• DO THIS:
Restate the full set of records exactly, word for word.
— Begin —
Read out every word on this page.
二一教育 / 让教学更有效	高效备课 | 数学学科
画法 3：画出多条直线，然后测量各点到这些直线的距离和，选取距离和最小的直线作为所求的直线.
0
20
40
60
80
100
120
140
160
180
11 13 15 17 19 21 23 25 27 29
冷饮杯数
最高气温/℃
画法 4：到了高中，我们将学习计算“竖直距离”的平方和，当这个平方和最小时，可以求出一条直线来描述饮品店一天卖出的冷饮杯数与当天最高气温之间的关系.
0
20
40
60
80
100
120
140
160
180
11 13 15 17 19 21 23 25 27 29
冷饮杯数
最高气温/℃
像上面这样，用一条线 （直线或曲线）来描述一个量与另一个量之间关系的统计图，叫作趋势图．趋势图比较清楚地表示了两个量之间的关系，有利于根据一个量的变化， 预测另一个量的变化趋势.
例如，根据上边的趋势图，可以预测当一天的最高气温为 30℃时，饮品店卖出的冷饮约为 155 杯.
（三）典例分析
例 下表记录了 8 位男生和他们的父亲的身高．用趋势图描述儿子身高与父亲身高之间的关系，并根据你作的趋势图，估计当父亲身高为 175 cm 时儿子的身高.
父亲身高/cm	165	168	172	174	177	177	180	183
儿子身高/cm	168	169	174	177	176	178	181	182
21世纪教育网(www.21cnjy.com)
— End —
• FULL ANSWER:
Read out every word on this page.
二一教育 / 让教学更有效	高效备课 | 数学学科
画法 3：画出多条直线，然后测量各点到这些直线的距离和，选取距离和最小的直线作为所求的直线.
0
20
40
60
80
100
120
140
160
180
11 13 15 17 19 21 23 25 27 29
冷饮杯数
最高气温/℃
画法 4：到了高中，我们将学习计算“竖直距离”的平方和，当这个平方和最小时，可以求出一条直线来描述饮品店一天卖出的冷饮杯数与当天最高气温之间的关系.
0
20
40
60
80
100
120
140
160
180
11 13 15 17 19 21 23 25 27 29
冷饮杯数
最高气温/℃
像上面这样，用一条线 （直线或曲线）来描述一个量与另一个量之间关系的统计图，叫作趋势图．趋势图比较清楚地表示了两个量之间的关系，有利于根据一个量的变化， 预测另一个量的变化趋势.
例如，根据上边的趋势图，可以预测当一天的最高气温为 30℃时，饮品店卖出的冷饮约为 155 杯.
（三）典例分析
例 下表记录了 8 位男生和他们的父亲的身高．用趋势图描述儿子身高与父亲身高之间的关系，并根据你作的趋势图，估计当父亲身高为 175 cm 时儿子的身高.
父亲身高/cm	165	168	172	174	177	177	180	183
儿子身高/cm	168	169	174	177	176	178	181	182
21世纪教育网(www.21cnjy.com)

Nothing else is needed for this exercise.